GIVEN REQUEST
Retype the material below. Keep every word exactly as it is.

EXTRACTED INFORMATION
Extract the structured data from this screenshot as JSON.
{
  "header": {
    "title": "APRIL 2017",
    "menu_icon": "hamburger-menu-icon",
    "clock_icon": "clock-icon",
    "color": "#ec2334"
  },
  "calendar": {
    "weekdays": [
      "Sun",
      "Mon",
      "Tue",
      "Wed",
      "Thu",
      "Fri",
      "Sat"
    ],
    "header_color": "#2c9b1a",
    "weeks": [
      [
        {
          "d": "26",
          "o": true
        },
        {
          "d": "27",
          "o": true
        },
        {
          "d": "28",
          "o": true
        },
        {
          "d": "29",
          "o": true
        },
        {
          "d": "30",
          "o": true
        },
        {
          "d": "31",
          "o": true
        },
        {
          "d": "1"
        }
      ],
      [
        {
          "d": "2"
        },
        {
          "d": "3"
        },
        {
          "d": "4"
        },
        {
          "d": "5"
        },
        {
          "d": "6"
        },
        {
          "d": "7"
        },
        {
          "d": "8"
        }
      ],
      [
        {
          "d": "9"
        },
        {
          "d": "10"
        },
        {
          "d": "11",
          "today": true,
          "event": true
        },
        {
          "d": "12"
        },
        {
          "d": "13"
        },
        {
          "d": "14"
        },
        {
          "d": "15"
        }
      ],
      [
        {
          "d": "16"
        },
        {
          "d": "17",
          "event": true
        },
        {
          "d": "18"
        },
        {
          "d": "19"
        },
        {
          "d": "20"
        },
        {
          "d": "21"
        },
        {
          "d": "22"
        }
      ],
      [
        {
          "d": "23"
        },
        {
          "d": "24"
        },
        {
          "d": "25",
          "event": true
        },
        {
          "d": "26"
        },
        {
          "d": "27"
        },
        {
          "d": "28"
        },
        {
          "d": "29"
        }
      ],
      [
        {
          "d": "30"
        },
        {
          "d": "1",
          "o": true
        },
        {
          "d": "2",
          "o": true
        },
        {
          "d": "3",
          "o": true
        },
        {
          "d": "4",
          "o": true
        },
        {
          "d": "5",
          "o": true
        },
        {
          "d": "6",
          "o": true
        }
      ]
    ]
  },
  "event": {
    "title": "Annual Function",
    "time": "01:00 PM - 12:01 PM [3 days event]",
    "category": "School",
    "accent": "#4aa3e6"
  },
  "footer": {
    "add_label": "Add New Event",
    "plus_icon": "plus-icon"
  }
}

FINAL ANSWER
Extract the structured data from this screenshot as JSON.
{
  "header": {
    "title": "APRIL 2017",
    "menu_icon": "hamburger-menu-icon",
    "clock_icon": "clock-icon",
    "color": "#ec2334"
  },
  "calendar": {
    "weekdays": [
      "Sun",
      "Mon",
      "Tue",
      "Wed",
      "Thu",
      "Fri",
      "Sat"
    ],
    "header_color": "#2c9b1a",
    "weeks": [
      [
        {
          "d": "26",
          "o": true
        },
        {
          "d": "27",
          "o": true
        },
        {
          "d": "28",
          "o": true
        },
        {
          "d": "29",
          "o": true
        },
        {
          "d": "30",
          "o": true
        },
        {
          "d": "31",
          "o": true
        },
        {
          "d": "1"
        }
      ],
      [
        {
          "d": "2"
        },
        {
          "d": "3"
        },
        {
          "d": "4"
        },
        {
          "d": "5"
        },
        {
          "d": "6"
        },
        {
          "d": "7"
        },
        {
          "d": "8"
        }
      ],
      [
        {
          "d": "9"
        },
        {
          "d": "10"
        },
        {
          "d": "11",
          "today": true,
          "event": true
        },
        {
          "d": "12"
        },
        {
          "d": "13"
        },
        {
          "d": "14"
        },
        {
          "d": "15"
        }
      ],
      [
        {
          "d": "16"
        },
        {
          "d": "17",
          "event": true
        },
        {
          "d": "18"
        },
        {
          "d": "19"
        },
        {
          "d": "20"
        },
        {
          "d": "21"
        },
        {
          "d": "22"
        }
      ],
      [
        {
          "d": "23"
        },
        {
          "d": "24"
        },
        {
          "d": "25",
          "event": true
        },
        {
          "d": "26"
        },
        {
          "d": "27"
        },
        {
          "d": "28"
        },
        {
          "d": "29"
        }
      ],
      [
        {
          "d": "30"
        },
        {
          "d": "1",
          "o": true
        },
        {
          "d": "2",
          "o": true
        },
        {
          "d": "3",
          "o": true
        },
        {
          "d": "4",
          "o": true
        },
        {
          "d": "5",
          "o": true
        },
        {
          "d": "6",
          "o": true
        }
      ]
    ]
  },
  "event": {
    "title": "Annual Function",
    "time": "01:00 PM - 12:01 PM [3 days event]",
    "category": "School",
    "accent": "#4aa3e6"
  },
  "footer": {
    "add_label": "Add New Event",
    "plus_icon": "plus-icon"
  }
}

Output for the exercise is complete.